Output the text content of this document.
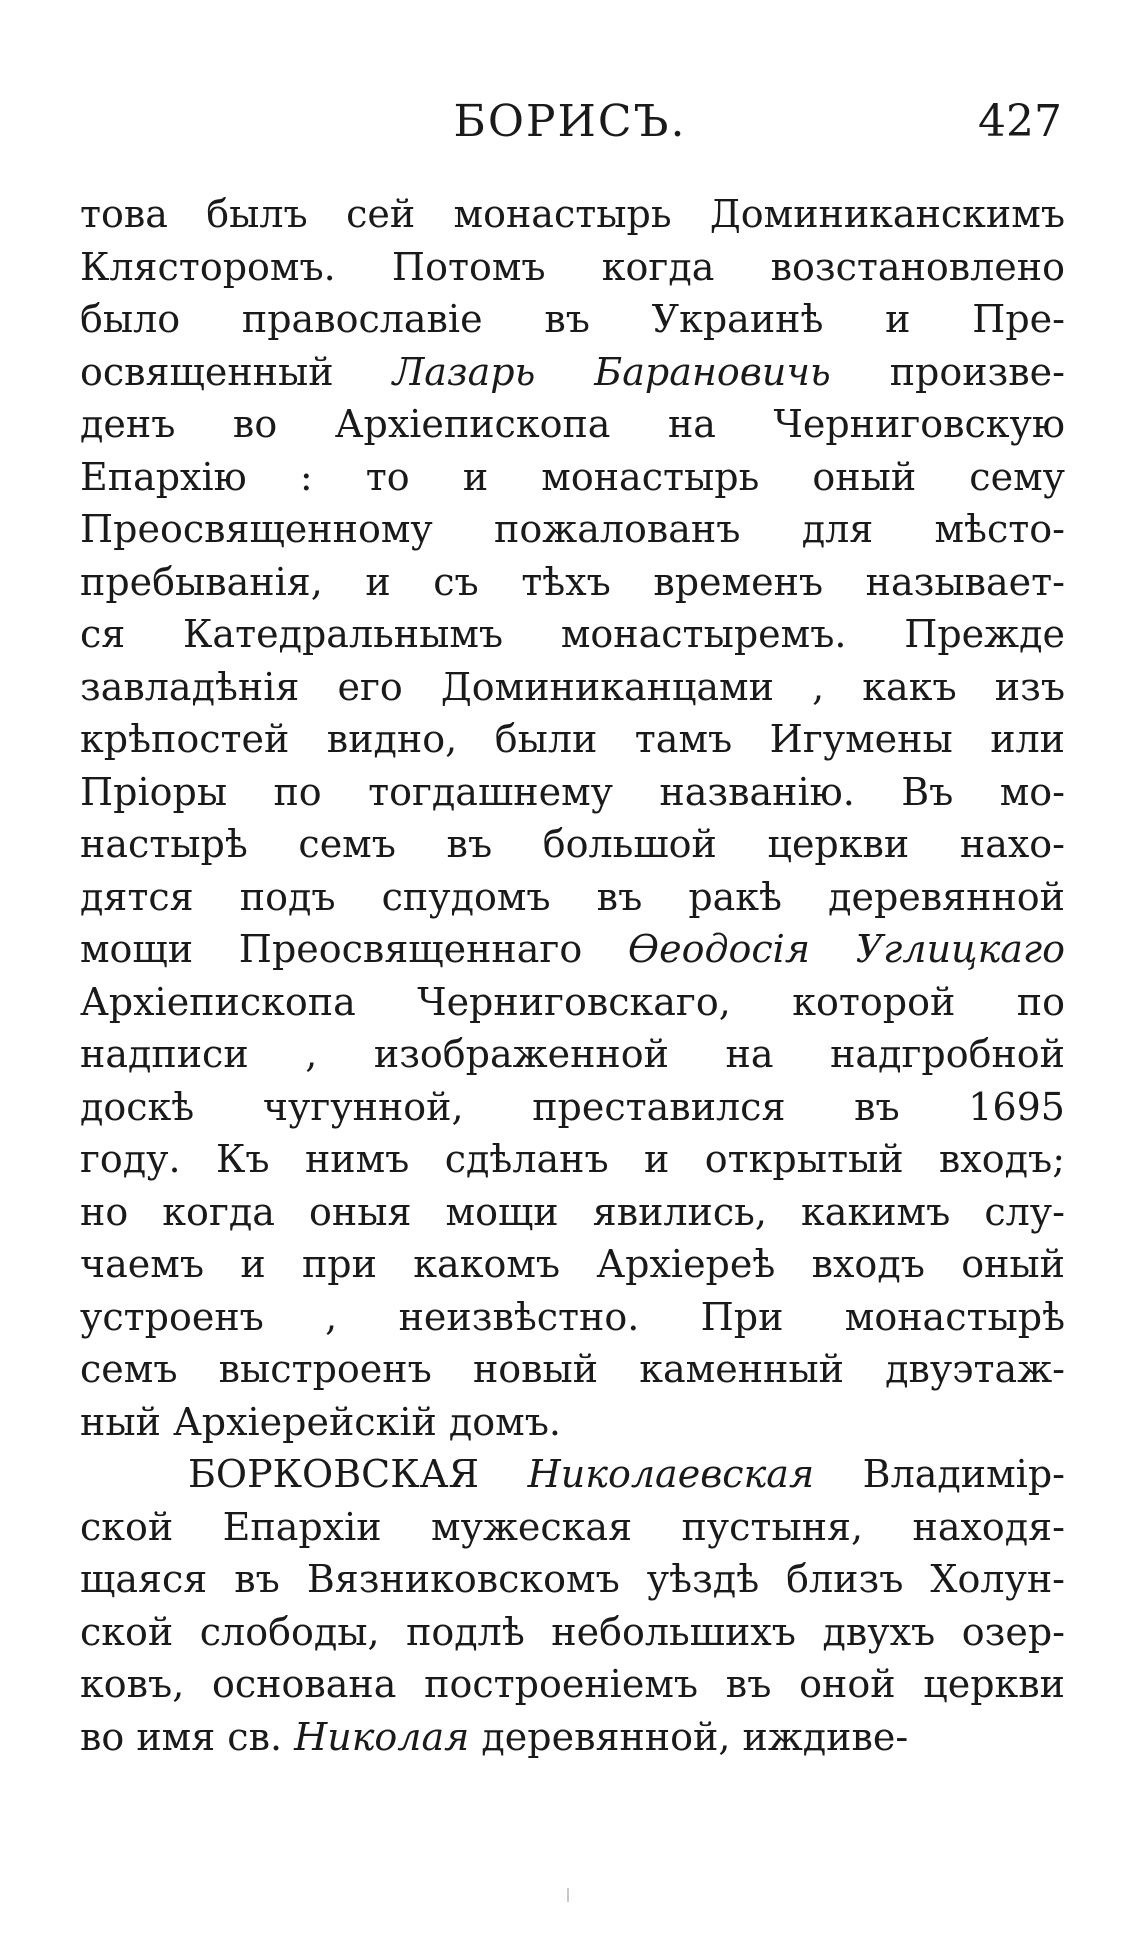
БОРИСЪ.	427
това былъ сей монастырь Доминиканскимъ
Клясторомъ. Потомъ когда возстановлено
было православіе въ Украинѣ и Пре-
освященный Лазарь Барановичь произве-
денъ во Архіепископа на Черниговскую
Епархію : то и монастырь оный сему
Преосвященному пожалованъ для мѣсто-
пребыванія, и съ тѣхъ временъ называет-
ся Катедральнымъ монастыремъ. Прежде
завладѣнія его Доминиканцами , какъ изъ
крѣпостей видно, были тамъ Игумены или
Пріоры по тогдашнему названію. Въ мо-
настырѣ семъ въ большой церкви нахо-
дятся подъ спудомъ въ ракѣ деревянной
мощи Преосвященнаго Ѳеодосія Углицкаго
Архіепископа Черниговскаго, которой по
надписи , изображенной на надгробной
доскѣ чугунной, преставился въ 1695
году. Къ нимъ сдѣланъ и открытый входъ;
но когда оныя мощи явились, какимъ слу-
чаемъ и при какомъ Архіереѣ входъ оный
устроенъ , неизвѣстно. При монастырѣ
семъ выстроенъ новый каменный двуэтаж-
ный Архіерейскій домъ.
БОРКОВСКАЯ Николаевская Владимір-
ской Епархіи мужеская пустыня, находя-
щаяся въ Вязниковскомъ уѣздѣ близъ Холун-
ской слободы, подлѣ небольшихъ двухъ озер-
ковъ, основана построеніемъ въ оной церкви
во имя св. Николая деревянной, иждиве-
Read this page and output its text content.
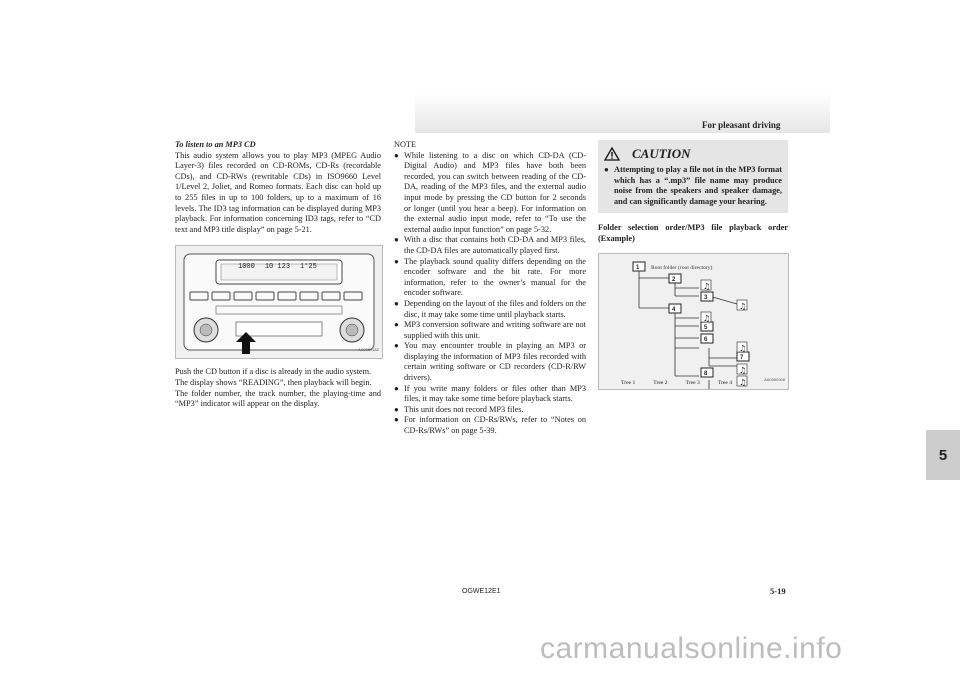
For pleasant driving
5

To listen to an MP3 CD

This audio system allows you to play MP3 (MPEG Audio Layer-3) files recorded on CD-ROMs, CD-Rs (recordable CDs), and CD-RWs (rewritable CDs) in ISO9660 Level 1/Level 2, Joliet, and Romeo formats. Each disc can hold up to 255 files in up to 100 folders, up to a maximum of 16 levels. The ID3 tag information can be displayed during MP3 playback. For information concerning ID3 tags, refer to “CD text and MP3 title display” on page 5-21.

1000 10 123 1°25
AA0052182

Push the CD button if a disc is already in the audio system.

The display shows “READING”, then playback will begin.

The folder number, the track number, the playing-time and “MP3” indicator will appear on the display.

NOTE

● While listening to a disc on which CD-DA (CD-Digital Audio) and MP3 files have both been recorded, you can switch between reading of the CD-DA, reading of the MP3 files, and the external audio input mode by pressing the CD button for 2 seconds or longer (until you hear a beep). For information on the external audio input mode, refer to “To use the external audio input function” on page 5-32.

● With a disc that contains both CD-DA and MP3 files, the CD-DA files are automatically played first.

● The playback sound quality differs depending on the encoder software and the bit rate. For more information, refer to the owner’s manual for the encoder software.

● Depending on the layout of the files and folders on the disc, it may take some time until playback starts.

● MP3 conversion software and writing software are not supplied with this unit.

● You may encounter trouble in playing an MP3 or displaying the information of MP3 files recorded with certain writing software or CD recorders (CD-R/RW drivers).

● If you write many folders or files other than MP3 files, it may take some time before playback starts.

● This unit does not record MP3 files.

● For information on CD-Rs/RWs, refer to “Notes on CD-Rs/RWs” on page 5-39.

CAUTION

● Attempting to play a file not in the MP3 format which has a “.mp3” file name may produce noise from the speakers and speaker damage, and can significantly damage your hearing.

Folder selection order/MP3 file playback order (Example)

1
2
3
4
5
6
7
8
♫
♫
♫
♫
♫
♫
Root folder (root directory)
Tree 1	Tree 2	Tree 3	Tree 4
AA0060308
OGWE12E1	5-19
carmanualsonline.info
_ _ _ _ _
Report how many lines above hold the string "ской", giving nothing but the number.

2